Task goal — Report the total number of lines that include the string "रकरण", without any other text.
*** Raw data
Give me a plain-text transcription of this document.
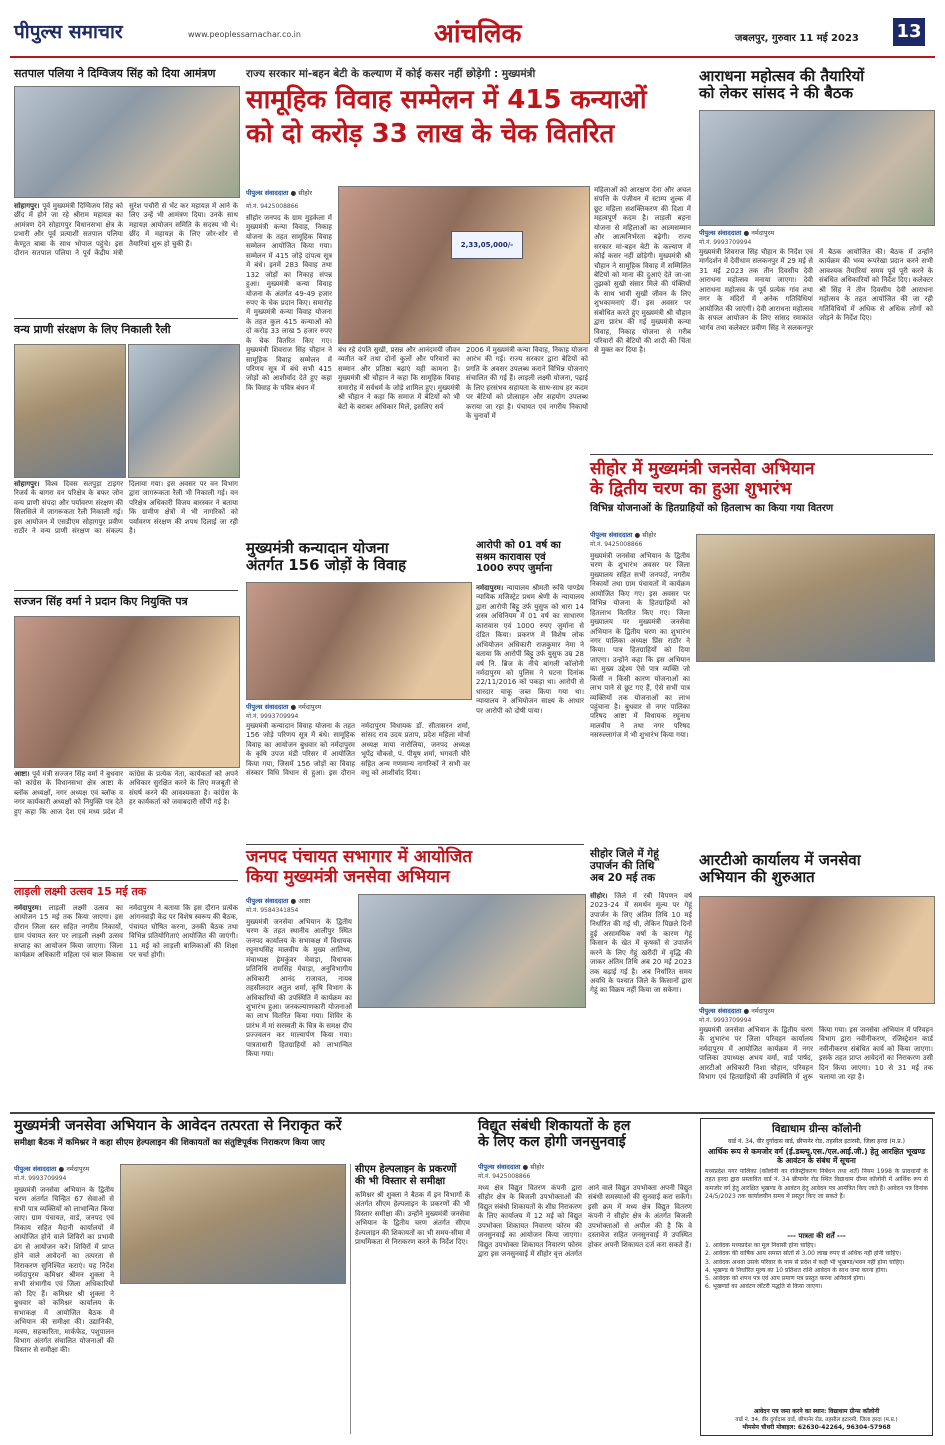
पीपुल्स समाचार	www.peoplessamachar.co.in	आंचलिक	जबलपुर, गुरुवार 11 मई 2023 13
सतपाल पलिया ने दिग्विजय सिंह को दिया आमंत्रण
सोहागपुर। पूर्व मुख्यमंत्री दिग्विजय सिंह को छींद में होने जा रहे श्रीराम महायज्ञ का आमंत्रण देने सोहागपुर विधानसभा क्षेत्र के प्रभारी और पूर्व प्रत्याशी सतपाल पलिया केण्ट्रत बाबा के साथ भोपाल पहुंचे। इस दौरान सतपाल पलिया ने पूर्व केंद्रीय मंत्री सुरेश पचौरी से भेंट कर महायज्ञ में आने के लिए उन्हें भी आमंत्रण दिया। उनके साथ महायज्ञ आयोजन समिति के सदस्य भी थे। छींद में महायज्ञ के लिए जोर-शोर से तैयारियां शुरू हो चुकी हैं।
वन्य प्राणी संरक्षण के लिए निकाली रैली
सोहागपुर। विश्व दिवस सतपुड़ा टाइगर रिजर्व के बागरा वन परिक्षेत्र के बफर जोन वन्य प्राणी संपदा और पर्यावरण संरक्षण की सिलसिले में जागरूकता रैली निकाली गई। इस आयोजन में एसडीएम सोहागपुर प्रवीण राठौर ने वन्य प्राणी संरक्षण का संकल्प दिलाया गया। इस अवसर पर वन विभाग द्वारा जागरूकता रैली भी निकाली गई। वन परिक्षेत्र अधिकारी विजय बारस्कर ने बताया कि ग्रामीण क्षेत्रों में भी नागरिकों को पर्यावरण संरक्षण की शपथ दिलाई जा रही है।
सज्जन सिंह वर्मा ने प्रदान किए नियुक्ति पत्र
आष्टा। पूर्व मंत्री सज्जन सिंह वर्मा ने बुधवार को कांग्रेस के विधानसभा क्षेत्र आष्टा के ब्लॉक अध्यक्षों, नगर अध्यक्ष एवं ब्लॉक व नगर कार्यकारी अध्यक्षों को नियुक्ति पत्र देते हुए कहा कि आज देश एवं मध्य प्रदेश में कांग्रेस के प्रत्येक नेता, कार्यकर्ता को अपने अधिकार सुरक्षित करने के लिए मजबूती से संघर्ष करने की आवश्यकता है। कांग्रेस के हर कार्यकर्ता को जवाबदारी सौंपी गई है।
लाड़ली लक्ष्मी उत्सव 15 मई तक
नर्मदापुरम। लाड़ली लक्ष्मी उत्सव का आयोजन 15 मई तक किया जाएगा। इस दौरान जिला स्तर सहित नगरीय निकायों, ग्राम पंचायत स्तर पर लाड़ली लक्ष्मी उत्सव सप्ताह का आयोजन किया जाएगा। जिला कार्यक्रम अधिकारी महिला एवं बाल विकास नर्मदापुरम ने बताया कि इस दौरान प्रत्येक आंगनवाड़ी केंद्र पर विशेष स्वरूप की बैठक, पंचायत घोषित करना, उनकी बैठक तथा विभिन्न प्रतियोगिताएं आयोजित की जाएंगी। 11 मई को लाड़ली बालिकाओं की शिक्षा पर चर्चा होगी।
राज्य सरकार मां-बहन बेटी के कल्याण में कोई कसर नहीं छोड़ेगी : मुख्यमंत्री
सामूहिक विवाह सम्मेलन में 415 कन्याओं
को दो करोड़ 33 लाख के चेक वितरित
पीपुल्स संवाददाता ● सीहोर
मो.नं. 9425008866
सीहोर जनपद के ग्राम मुड़केला में मुख्यमंत्री कन्या विवाह, निकाह योजना के तहत सामूहिक विवाह सम्मेलन आयोजित किया गया। सम्मेलन में 415 जोड़े दांपत्य सूत्र में बंधे। इनमें 283 विवाह तथा 132 जोड़ों का निकाह संपन्न हुआ। मुख्यमंत्री कन्या विवाह योजना के अंतर्गत 49-49 हजार रुपए के चेक प्रदान किए। समारोह में मुख्यमंत्री कन्या विवाह योजना के तहत कुल 415 कन्याओं को दो करोड़ 33 लाख 5 हजार रुपए के चेक वितरित किए गए। मुख्यमंत्री शिवराज सिंह चौहान ने सामूहिक विवाह सम्मेलन में परिणय सूत्र में बंधे सभी 415 जोड़ों को आशीर्वाद देते हुए कहा कि विवाह के पवित्र बंधन में
2,33,05,000/-
बंध रहे दंपति सुखी, प्रसन्न और आनंदमयी जीवन व्यतीत करें तथा दोनों कुलों और परिवारों का सम्मान और प्रतिष्ठा बढ़ाएं यही कामना है। मुख्यमंत्री श्री चौहान ने कहा कि सामूहिक विवाह समारोह में सर्वधर्म के जोड़े शामिल हुए। मुख्यमंत्री श्री चौहान ने कहा कि समाज में बेटियों को भी बेटों के बराबर अधिकार मिलें, इसलिए सर्व
2006 में मुख्यमंत्री कन्या विवाह, निकाह योजना आरंभ की गई। राज्य सरकार द्वारा बेटियों को प्रगति के अवसर उपलब्ध कराने विभिन्न योजनाएं संचालित की गई हैं। लाड़ली लक्ष्मी योजना, पढ़ाई के लिए हरसंभव सहायता के साथ-साथ हर कदम पर बेटियों को प्रोत्साहन और सहयोग उपलब्ध कराया जा रहा है। पंचायत एवं नगरीय निकायों के चुनावों में
महिलाओं को आरक्षण देना और अचल संपत्ति के पंजीयन में स्टाम्प शुल्क में छूट महिला सशक्तिकरण की दिशा में महत्वपूर्ण कदम है। लाड़ली बहना योजना से महिलाओं का आत्मसम्मान और आत्मनिर्भरता बढ़ेगी। राज्य सरकार मां-बहन बेटी के कल्याण में कोई कसर नहीं छोड़ेगी। मुख्यमंत्री श्री चौहान ने सामूहिक विवाह में सम्मिलित बेटियों को माना की दुआएं देते जा-जा तुझको सुखी संसार मिले की पंक्तियों के साथ भावी सुखी जीवन के लिए शुभकामनाएं दीं। इस अवसर पर संबोधित करते हुए मुख्यमंत्री श्री चौहान द्वारा प्रारंभ की गई मुख्यमंत्री कन्या विवाह, निकाह योजना से गरीब परिवारों की बेटियों की शादी की चिंता से मुक्त कर दिया है।
आराधना महोत्सव की तैयारियों
को लेकर सांसद ने की बैठक
पीपुल्स संवाददाता ● नर्मदापुरम
मो.नं. 9993709994
मुख्यमंत्री शिवराज सिंह चौहान के निर्देश एवं मार्गदर्शन में देवीधाम सलकनपुर में 29 मई से 31 मई 2023 तक तीन दिवसीय देवी आराधना महोत्सव मनाया जाएगा। देवी आराधना महोत्सव के पूर्व प्रत्येक गांव तथा नगर के मंदिरों में अनेक गतिविधियां आयोजित की जाएंगी। देवी आराधना महोत्सव के सफल आयोजन के लिए सांसद रमाकांत भार्गव तथा कलेक्टर प्रवीण सिंह ने सलकनपुर में बैठक आयोजित की। बैठक में उन्होंने कार्यक्रम की भव्य रूपरेखा प्रदान करने सभी आवश्यक तैयारियां समय पूर्व पूरी करने के संबंधित अधिकारियों को निर्देश दिए। कलेक्टर श्री सिंह ने तीन दिवसीय देवी आराधना महोत्सव के तहत आयोजित की जा रही गतिविधियों में अधिक से अधिक लोगों को जोड़ने के निर्देश दिए।
सीहोर में मुख्यमंत्री जनसेवा अभियान
के द्वितीय चरण का हुआ शुभारंभ
विभिन्न योजनाओं के हितग्राहियों को हितलाभ का किया गया वितरण
पीपुल्स संवाददाता ● सीहोर
मो.नं. 9425008866
मुख्यमंत्री जनसेवा अभियान के द्वितीय चरण के शुभारंभ अवसर पर जिला मुख्यालय सहित सभी जनपदों, नगरीय निकायों तथा ग्राम पंचायतों में कार्यक्रम आयोजित किए गए। इस अवसर पर विभिन्न योजना के हितग्राहियों को हितलाभ वितरित किए गए। जिला मुख्यालय पर मुख्यमंत्री जनसेवा अभियान के द्वितीय चरण का शुभारंभ नगर पालिका अध्यक्ष प्रिंस राठौर ने किया। पात्र हितग्राहियों को दिया जाएगा। उन्होंने कहा कि इस अभियान का मुख्य उद्देश्य ऐसे पात्र व्यक्ति जो किसी न किसी कारण योजनाओं का लाभ पाने से छूट गए हैं, ऐसे सभी पात्र व्यक्तियों तक योजनाओं का लाभ पहुंचाना है। बुधवार से नगर पालिका परिषद आष्टा में विधायक रघुनाथ मालवीय ने तथा नगर परिषद नसरुल्लागंज में भी शुभारंभ किया गया।
आरटीओ कार्यालय में जनसेवा
अभियान की शुरुआत
पीपुल्स संवाददाता ● नर्मदापुरम
मो.नं. 9993709994
मुख्यमंत्री जनसेवा अभियान के द्वितीय चरण के शुभारंभ पर जिला परिवहन कार्यालय नर्मदापुरम में आयोजित कार्यक्रम में नगर पालिका उपाध्यक्ष अभय वर्मा, वार्ड पार्षद, आरटीओ अधिकारी निशा चौहान, परिवहन विभाग एवं हितग्राहियों की उपस्थिति में शुरू किया गया। इस जनसेवा अभियान में परिवहन विभाग द्वारा नवीनीकरण, रजिस्ट्रेशन कार्ड नवीनीकरण संबंधित कार्य को किया जाएगा। इसके तहत प्राप्त आवेदनों का निराकरण उसी दिन किया जाएगा। 10 से 31 मई तक चलाया जा रहा है।
मुख्यमंत्री कन्यादान योजना
अंतर्गत 156 जोड़ों के विवाह
पीपुल्स संवाददाता ● नर्मदापुरम
मो.नं. 9993709994
मुख्यमंत्री कन्यादान विवाह योजना के तहत 156 जोड़े परिणय सूत्र में बंधे। सामूहिक विवाह का आयोजन बुधवार को नर्मदापुरम के कृषि उपज मंडी परिसर में आयोजित किया गया, जिसमें 156 जोड़ों का विवाह संस्कार विधि विधान से हुआ। इस दौरान नर्मदापुरम विधायक डॉ. सीतासरन शर्मा, सांसद राव उदय प्रताप, प्रदेश महिला मोर्चा अध्यक्ष माया नारोलिया, जनपद अध्यक्ष भूपेंद्र चौकसे, पं. पीयूष शर्मा, भगवती चौरे सहित अन्य गणमान्य नागरिकों ने सभी वर वधु को आशीर्वाद दिया।
आरोपी को 01 वर्ष का
सश्रम कारावास एवं
1000 रुपए जुर्माना
नर्मदापुरम। न्यायालय श्रीमती रूचि पाण्डेय न्यायिक मजिस्ट्रेट प्रथम श्रेणी के न्यायालय द्वारा आरोपी बिट्टू उर्फ युसुफ को धारा 14 शस्त्र अधिनियम में 01 वर्ष का साधारण कारावास एवं 1000 रुपए जुर्माना से दंडित किया। प्रकरण में विशेष लोक अभियोजन अधिकारी राजकुमार नेमा ने बताया कि आरोपी बिट्टू उर्फ युसुफ उम्र 28 वर्ष नि. ब्रिज के नीचे बांगली कॉलोनी नर्मदापुरम को पुलिस ने घटना दिनांक 22/11/2016 को पकड़ा था। आरोपी से धारदार चाकू जब्त किया गया था। न्यायालय ने अभियोजन साक्ष्य के आधार पर आरोपी को दोषी पाया।
सीहोर जिले में गेहूं
उपार्जन की तिथि
अब 20 मई तक
सीहोर। जिले में रबी विपणन वर्ष 2023-24 में समर्थन मूल्य पर गेहूं उपार्जन के लिए अंतिम तिथि 10 मई निर्धारित की गई थी, लेकिन पिछले दिनों हुई असामयिक वर्षा के कारण गेहूं किसान के खेत में कृषकों से उपार्जन करने के लिए गेहूं खरीदी में वृद्धि की जाकर अंतिम तिथि अब 20 मई 2023 तक बढ़ाई गई है। अब निर्धारित समय अवधि के पश्चात जिले के किसानों द्वारा गेहूं का विक्रय नहीं किया जा सकेगा।
जनपद पंचायत सभागार में आयोजित
किया मुख्यमंत्री जनसेवा अभियान
पीपुल्स संवाददाता ● आष्टा
मो.नं. 9584341854
मुख्यमंत्री जनसेवा अभियान के द्वितीय चरण के तहत स्थानीय आलीपुर स्थित जनपद कार्यालय के सभाकक्ष में विधायक रघुनाथसिंह मालवीय के मुख्य आतिथ्य, मंचाध्यक्ष हेमकुंवर मेवाड़ा, विधायक प्रतिनिधि रामसिंह मेवाड़ा, अनुविभागीय अधिकारी आनंद राजावत, नायब तहसीलदार अतुल शर्मा, कृषि विभाग के अधिकारियों की उपस्थिति में कार्यक्रम का शुभारंभ हुआ। जनकल्याणकारी योजनाओं का लाभ वितरित किया गया। शिविर के प्रारंभ में मां सरस्वती के चित्र के समक्ष दीप प्रज्ज्वलन कर माल्यार्पण किया गया। पात्रताधारी हितग्राहियों को लाभान्वित किया गया।
मुख्यमंत्री जनसेवा अभियान के आवेदन तत्परता से निराकृत करें
समीक्षा बैठक में कमिश्नर ने कहा सीएम हेल्पलाइन की शिकायतों का संतुष्टिपूर्वक निराकरण किया जाए
पीपुल्स संवाददाता ● नर्मदापुरम
मो.नं. 9993709994
मुख्यमंत्री जनसेवा अभियान के द्वितीय चरण अंतर्गत चिन्हित 67 सेवाओं से सभी पात्र व्यक्तियों को लाभान्वित किया जाए। ग्राम पंचायत, वार्ड, जनपद एवं निकाय सहित मैदानी कार्यालयों में आयोजित होने वाले शिविरों का प्रभावी ढंग से आयोजन करें। शिविरों में प्राप्त होने वाले आवेदनों का तत्परता से निराकरण सुनिश्चित कराएं। यह निर्देश नर्मदापुरम कमिश्नर श्रीमन शुक्ला ने सभी संभागीय एवं जिला अधिकारियों को दिए हैं। कमिश्नर श्री शुक्ला ने बुधवार को कमिश्नर कार्यालय के सभाकक्ष में आयोजित बैठक में अभियान की समीक्षा की। उद्यानिकी, मत्स्य, सहकारिता, मार्कफेड, पशुपालन विभाग अंतर्गत संचालित योजनाओं की विस्तार से समीक्षा की।
सीएम हेल्पलाइन के प्रकरणों की भी विस्तार से समीक्षा
कमिश्नर श्री शुक्ला ने बैठक में इन विभागों के अंतर्गत सीएम हेल्पलाइन के प्रकरणों की भी विस्तार समीक्षा की। उन्होंने मुख्यमंत्री जनसेवा अभियान के द्वितीय चरण अंतर्गत सीएम हेल्पलाइन की शिकायतों का भी समय-सीमा में प्राथमिकता से निराकरण करने के निर्देश दिए।
विद्युत संबंधी शिकायतों के हल
के लिए कल होगी जनसुनवाई
पीपुल्स संवाददाता ● सीहोर
मो.नं. 9425008866
मध्य क्षेत्र विद्युत वितरण कंपनी द्वारा सीहोर क्षेत्र के बिजली उपभोक्ताओं की विद्युत संबंधी शिकायतों के शीघ्र निराकरण के लिए कार्यालय में 12 मई को विद्युत उपभोक्ता शिकायत निवारण फोरम की जनसुनवाई का आयोजन किया जाएगा। विद्युत उपभोक्ता शिकायत निवारण फोरम द्वारा इस जनसुनवाई में सीहोर वृत्त अंतर्गत आने वाले विद्युत उपभोक्ता अपनी विद्युत संबंधी समस्याओं की सुनवाई करा सकेंगे। इसी क्रम में मध्य क्षेत्र विद्युत वितरण कंपनी ने सीहोर क्षेत्र के अंतर्गत बिजली उपभोक्ताओं से अपील की है कि वे दस्तावेज सहित जनसुनवाई में उपस्थित होकर अपनी शिकायत दर्ज करा सकते हैं।
विद्याधाम ग्रीन्स कॉलोनी
वार्ड नं. 34, वीर दुर्गादास वार्ड, छीपानेर रोड, तहसील इटारसी, जिला हरदा (म.प्र.)
आर्थिक रूप से कमजोर वर्ग (ई.डब्ल्यू.एस./एल.आई.जी.) हेतु आरक्षित भूखण्ड के आवंटन के संबंध में सूचना
मध्यप्रदेश नगर पालिका (कॉलोनी का रजिस्ट्रीकरण निर्बंधन तथा शर्तें) नियम 1998 के प्रावधानों के तहत हरदा द्वारा प्रस्तावित वार्ड नं. 34 छीपानेर रोड स्थित विद्याधाम ग्रीन्स कॉलोनी में आर्थिक रूप से कमजोर वर्ग हेतु आरक्षित भूखण्ड के आवंटन हेतु आवेदन पत्र आमंत्रित किए जाते हैं। आवेदन पत्र दिनांक 24/5/2023 तक कार्यालयीन समय में प्रस्तुत किए जा सकते हैं।
--- पात्रता की शर्तें ---
1. आवेदक मध्यप्रदेश का मूल निवासी होना चाहिए।
2. आवेदक की वार्षिक आय समस्त स्रोतों से 3.00 लाख रुपए से अधिक नहीं होनी चाहिए।
3. आवेदक अथवा उसके परिवार के नाम से प्रदेश में कहीं भी भूखण्ड/भवन नहीं होना चाहिए।
4. भूखण्ड के निर्धारित मूल्य का 10 प्रतिशत राशि आवेदन के साथ जमा करना होगा।
5. आवेदक को शपथ पत्र एवं आय प्रमाण पत्र प्रस्तुत करना अनिवार्य होगा।
6. भूखण्डों का आवंटन लॉटरी पद्धति से किया जाएगा।
आवेदन पत्र जमा करने का स्थान: विद्याधाम ग्रीन्स कॉलोनी
वार्ड नं. 34, वीर दुर्गादास वार्ड, छीपानेर रोड, तहसील इटारसी, जिला हरदा (म.प्र.)
भीमसेन चौधरी मोबाइल: 62630-42264, 96304-57968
******
Worked solution — 3